──────── ENTRIES SHOWN
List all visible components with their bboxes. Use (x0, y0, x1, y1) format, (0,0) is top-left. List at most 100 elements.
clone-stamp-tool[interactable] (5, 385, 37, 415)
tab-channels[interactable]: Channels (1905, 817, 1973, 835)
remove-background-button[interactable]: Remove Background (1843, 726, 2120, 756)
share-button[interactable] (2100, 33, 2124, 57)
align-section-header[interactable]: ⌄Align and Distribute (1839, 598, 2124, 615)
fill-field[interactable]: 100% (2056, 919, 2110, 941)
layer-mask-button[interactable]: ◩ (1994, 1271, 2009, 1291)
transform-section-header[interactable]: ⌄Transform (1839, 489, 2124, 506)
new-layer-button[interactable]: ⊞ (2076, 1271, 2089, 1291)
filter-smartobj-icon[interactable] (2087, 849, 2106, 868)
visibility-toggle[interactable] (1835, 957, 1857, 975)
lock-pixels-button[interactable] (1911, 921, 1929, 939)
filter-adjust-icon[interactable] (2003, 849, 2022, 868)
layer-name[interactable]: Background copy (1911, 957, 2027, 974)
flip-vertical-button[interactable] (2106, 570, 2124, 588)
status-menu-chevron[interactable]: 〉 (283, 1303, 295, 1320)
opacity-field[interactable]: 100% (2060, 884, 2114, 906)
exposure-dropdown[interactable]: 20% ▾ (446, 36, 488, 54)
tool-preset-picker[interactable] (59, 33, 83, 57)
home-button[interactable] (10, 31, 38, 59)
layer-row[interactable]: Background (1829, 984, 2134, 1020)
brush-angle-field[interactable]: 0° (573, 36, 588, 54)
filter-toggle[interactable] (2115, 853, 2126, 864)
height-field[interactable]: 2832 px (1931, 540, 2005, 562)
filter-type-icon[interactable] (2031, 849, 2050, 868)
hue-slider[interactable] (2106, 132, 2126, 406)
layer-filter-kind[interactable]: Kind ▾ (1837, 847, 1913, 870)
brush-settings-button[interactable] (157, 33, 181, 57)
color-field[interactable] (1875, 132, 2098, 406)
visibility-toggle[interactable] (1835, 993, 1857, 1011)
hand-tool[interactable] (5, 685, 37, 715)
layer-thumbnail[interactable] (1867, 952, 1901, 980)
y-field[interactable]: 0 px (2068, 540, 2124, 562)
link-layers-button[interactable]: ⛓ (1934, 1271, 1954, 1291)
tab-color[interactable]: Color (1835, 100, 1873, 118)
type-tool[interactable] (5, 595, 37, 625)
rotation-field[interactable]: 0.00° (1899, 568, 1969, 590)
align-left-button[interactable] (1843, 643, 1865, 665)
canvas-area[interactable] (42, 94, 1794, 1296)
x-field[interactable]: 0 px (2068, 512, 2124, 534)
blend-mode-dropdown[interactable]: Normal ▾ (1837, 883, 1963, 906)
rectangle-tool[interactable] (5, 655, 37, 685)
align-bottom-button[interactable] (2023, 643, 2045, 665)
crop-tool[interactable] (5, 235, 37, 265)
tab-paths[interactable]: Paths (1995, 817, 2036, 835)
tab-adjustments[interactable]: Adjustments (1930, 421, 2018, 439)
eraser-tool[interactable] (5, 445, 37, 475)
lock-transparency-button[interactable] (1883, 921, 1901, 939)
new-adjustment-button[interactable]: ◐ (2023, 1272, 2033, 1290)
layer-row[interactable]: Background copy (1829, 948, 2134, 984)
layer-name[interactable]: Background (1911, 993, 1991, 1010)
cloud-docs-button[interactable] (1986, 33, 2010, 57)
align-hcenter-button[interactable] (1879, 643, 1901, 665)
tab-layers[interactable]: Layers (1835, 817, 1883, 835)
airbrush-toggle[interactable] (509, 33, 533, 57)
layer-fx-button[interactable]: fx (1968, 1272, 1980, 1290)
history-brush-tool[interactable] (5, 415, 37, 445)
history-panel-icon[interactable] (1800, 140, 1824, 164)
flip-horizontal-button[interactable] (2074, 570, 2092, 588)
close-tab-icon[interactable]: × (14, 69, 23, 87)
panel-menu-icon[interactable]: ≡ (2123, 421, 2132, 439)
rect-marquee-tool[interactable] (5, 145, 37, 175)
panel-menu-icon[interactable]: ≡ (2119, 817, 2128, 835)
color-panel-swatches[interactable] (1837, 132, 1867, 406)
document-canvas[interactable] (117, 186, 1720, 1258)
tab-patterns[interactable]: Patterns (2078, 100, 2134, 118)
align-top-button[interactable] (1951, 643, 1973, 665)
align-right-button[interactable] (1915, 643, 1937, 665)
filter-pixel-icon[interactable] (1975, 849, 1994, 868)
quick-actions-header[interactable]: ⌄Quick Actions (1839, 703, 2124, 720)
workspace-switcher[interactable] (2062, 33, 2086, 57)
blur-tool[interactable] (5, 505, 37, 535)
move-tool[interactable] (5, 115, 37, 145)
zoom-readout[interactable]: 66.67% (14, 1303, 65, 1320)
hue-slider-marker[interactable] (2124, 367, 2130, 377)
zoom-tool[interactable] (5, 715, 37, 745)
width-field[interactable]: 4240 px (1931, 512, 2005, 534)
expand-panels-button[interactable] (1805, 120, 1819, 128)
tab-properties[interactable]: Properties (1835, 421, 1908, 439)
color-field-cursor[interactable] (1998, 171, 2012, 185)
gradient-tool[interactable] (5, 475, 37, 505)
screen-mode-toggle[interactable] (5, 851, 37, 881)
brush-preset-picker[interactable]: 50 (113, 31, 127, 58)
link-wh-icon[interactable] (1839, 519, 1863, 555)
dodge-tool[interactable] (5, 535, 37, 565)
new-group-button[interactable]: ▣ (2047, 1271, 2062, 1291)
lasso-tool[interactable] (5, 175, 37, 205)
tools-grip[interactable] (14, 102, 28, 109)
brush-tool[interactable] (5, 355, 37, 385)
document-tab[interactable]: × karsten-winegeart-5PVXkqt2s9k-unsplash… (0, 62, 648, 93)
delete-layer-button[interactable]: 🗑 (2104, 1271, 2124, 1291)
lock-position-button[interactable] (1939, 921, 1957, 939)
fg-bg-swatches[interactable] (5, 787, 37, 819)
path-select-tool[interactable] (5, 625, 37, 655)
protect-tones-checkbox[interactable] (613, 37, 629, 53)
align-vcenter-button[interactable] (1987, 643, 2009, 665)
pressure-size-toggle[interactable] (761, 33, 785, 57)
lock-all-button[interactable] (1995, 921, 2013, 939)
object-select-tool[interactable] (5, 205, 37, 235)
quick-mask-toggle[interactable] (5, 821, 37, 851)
────────────────
WHAT YOU NEED TO DO:
Reproduce every one of the entries above word for word, changing nothing.

ANSWER TO THE EXERCISE:
List all visible components with their bboxes. Use (x0, y0, x1, y1) format, (0,0) is top-left. List at most 100 elements.
clone-stamp-tool[interactable] (5, 385, 37, 415)
tab-channels[interactable]: Channels (1905, 817, 1973, 835)
remove-background-button[interactable]: Remove Background (1843, 726, 2120, 756)
share-button[interactable] (2100, 33, 2124, 57)
align-section-header[interactable]: ⌄Align and Distribute (1839, 598, 2124, 615)
fill-field[interactable]: 100% (2056, 919, 2110, 941)
layer-mask-button[interactable]: ◩ (1994, 1271, 2009, 1291)
transform-section-header[interactable]: ⌄Transform (1839, 489, 2124, 506)
new-layer-button[interactable]: ⊞ (2076, 1271, 2089, 1291)
filter-smartobj-icon[interactable] (2087, 849, 2106, 868)
visibility-toggle[interactable] (1835, 957, 1857, 975)
lock-pixels-button[interactable] (1911, 921, 1929, 939)
filter-adjust-icon[interactable] (2003, 849, 2022, 868)
layer-name[interactable]: Background copy (1911, 957, 2027, 974)
flip-vertical-button[interactable] (2106, 570, 2124, 588)
status-menu-chevron[interactable]: 〉 (283, 1303, 295, 1320)
opacity-field[interactable]: 100% (2060, 884, 2114, 906)
exposure-dropdown[interactable]: 20% ▾ (446, 36, 488, 54)
tool-preset-picker[interactable] (59, 33, 83, 57)
home-button[interactable] (10, 31, 38, 59)
layer-row[interactable]: Background (1829, 984, 2134, 1020)
brush-angle-field[interactable]: 0° (573, 36, 588, 54)
filter-toggle[interactable] (2115, 853, 2126, 864)
height-field[interactable]: 2832 px (1931, 540, 2005, 562)
filter-type-icon[interactable] (2031, 849, 2050, 868)
hue-slider[interactable] (2106, 132, 2126, 406)
layer-filter-kind[interactable]: Kind ▾ (1837, 847, 1913, 870)
brush-settings-button[interactable] (157, 33, 181, 57)
color-field[interactable] (1875, 132, 2098, 406)
visibility-toggle[interactable] (1835, 993, 1857, 1011)
hand-tool[interactable] (5, 685, 37, 715)
layer-thumbnail[interactable] (1867, 952, 1901, 980)
y-field[interactable]: 0 px (2068, 540, 2124, 562)
link-layers-button[interactable]: ⛓ (1934, 1271, 1954, 1291)
tab-color[interactable]: Color (1835, 100, 1873, 118)
type-tool[interactable] (5, 595, 37, 625)
rotation-field[interactable]: 0.00° (1899, 568, 1969, 590)
align-left-button[interactable] (1843, 643, 1865, 665)
canvas-area[interactable] (42, 94, 1794, 1296)
x-field[interactable]: 0 px (2068, 512, 2124, 534)
blend-mode-dropdown[interactable]: Normal ▾ (1837, 883, 1963, 906)
rectangle-tool[interactable] (5, 655, 37, 685)
align-bottom-button[interactable] (2023, 643, 2045, 665)
crop-tool[interactable] (5, 235, 37, 265)
tab-paths[interactable]: Paths (1995, 817, 2036, 835)
tab-adjustments[interactable]: Adjustments (1930, 421, 2018, 439)
eraser-tool[interactable] (5, 445, 37, 475)
lock-transparency-button[interactable] (1883, 921, 1901, 939)
new-adjustment-button[interactable]: ◐ (2023, 1272, 2033, 1290)
layer-row[interactable]: Background copy (1829, 948, 2134, 984)
layer-name[interactable]: Background (1911, 993, 1991, 1010)
cloud-docs-button[interactable] (1986, 33, 2010, 57)
align-hcenter-button[interactable] (1879, 643, 1901, 665)
tab-layers[interactable]: Layers (1835, 817, 1883, 835)
airbrush-toggle[interactable] (509, 33, 533, 57)
layer-fx-button[interactable]: fx (1968, 1272, 1980, 1290)
history-brush-tool[interactable] (5, 415, 37, 445)
history-panel-icon[interactable] (1800, 140, 1824, 164)
flip-horizontal-button[interactable] (2074, 570, 2092, 588)
close-tab-icon[interactable]: × (14, 69, 23, 87)
panel-menu-icon[interactable]: ≡ (2123, 421, 2132, 439)
rect-marquee-tool[interactable] (5, 145, 37, 175)
panel-menu-icon[interactable]: ≡ (2119, 817, 2128, 835)
color-panel-swatches[interactable] (1837, 132, 1867, 406)
document-canvas[interactable] (117, 186, 1720, 1258)
tab-patterns[interactable]: Patterns (2078, 100, 2134, 118)
align-top-button[interactable] (1951, 643, 1973, 665)
align-right-button[interactable] (1915, 643, 1937, 665)
filter-pixel-icon[interactable] (1975, 849, 1994, 868)
quick-actions-header[interactable]: ⌄Quick Actions (1839, 703, 2124, 720)
workspace-switcher[interactable] (2062, 33, 2086, 57)
blur-tool[interactable] (5, 505, 37, 535)
move-tool[interactable] (5, 115, 37, 145)
zoom-readout[interactable]: 66.67% (14, 1303, 65, 1320)
hue-slider-marker[interactable] (2124, 367, 2130, 377)
zoom-tool[interactable] (5, 715, 37, 745)
width-field[interactable]: 4240 px (1931, 512, 2005, 534)
expand-panels-button[interactable] (1805, 120, 1819, 128)
tab-properties[interactable]: Properties (1835, 421, 1908, 439)
color-field-cursor[interactable] (1998, 171, 2012, 185)
gradient-tool[interactable] (5, 475, 37, 505)
screen-mode-toggle[interactable] (5, 851, 37, 881)
brush-preset-picker[interactable]: 50 (113, 31, 127, 58)
link-wh-icon[interactable] (1839, 519, 1863, 555)
dodge-tool[interactable] (5, 535, 37, 565)
new-group-button[interactable]: ▣ (2047, 1271, 2062, 1291)
lasso-tool[interactable] (5, 175, 37, 205)
tools-grip[interactable] (14, 102, 28, 109)
brush-tool[interactable] (5, 355, 37, 385)
document-tab[interactable]: × karsten-winegeart-5PVXkqt2s9k-unsplash… (0, 62, 648, 93)
delete-layer-button[interactable]: 🗑 (2104, 1271, 2124, 1291)
lock-position-button[interactable] (1939, 921, 1957, 939)
fg-bg-swatches[interactable] (5, 787, 37, 819)
path-select-tool[interactable] (5, 625, 37, 655)
protect-tones-checkbox[interactable] (613, 37, 629, 53)
align-vcenter-button[interactable] (1987, 643, 2009, 665)
pressure-size-toggle[interactable] (761, 33, 785, 57)
lock-all-button[interactable] (1995, 921, 2013, 939)
object-select-tool[interactable] (5, 205, 37, 235)
quick-mask-toggle[interactable] (5, 821, 37, 851)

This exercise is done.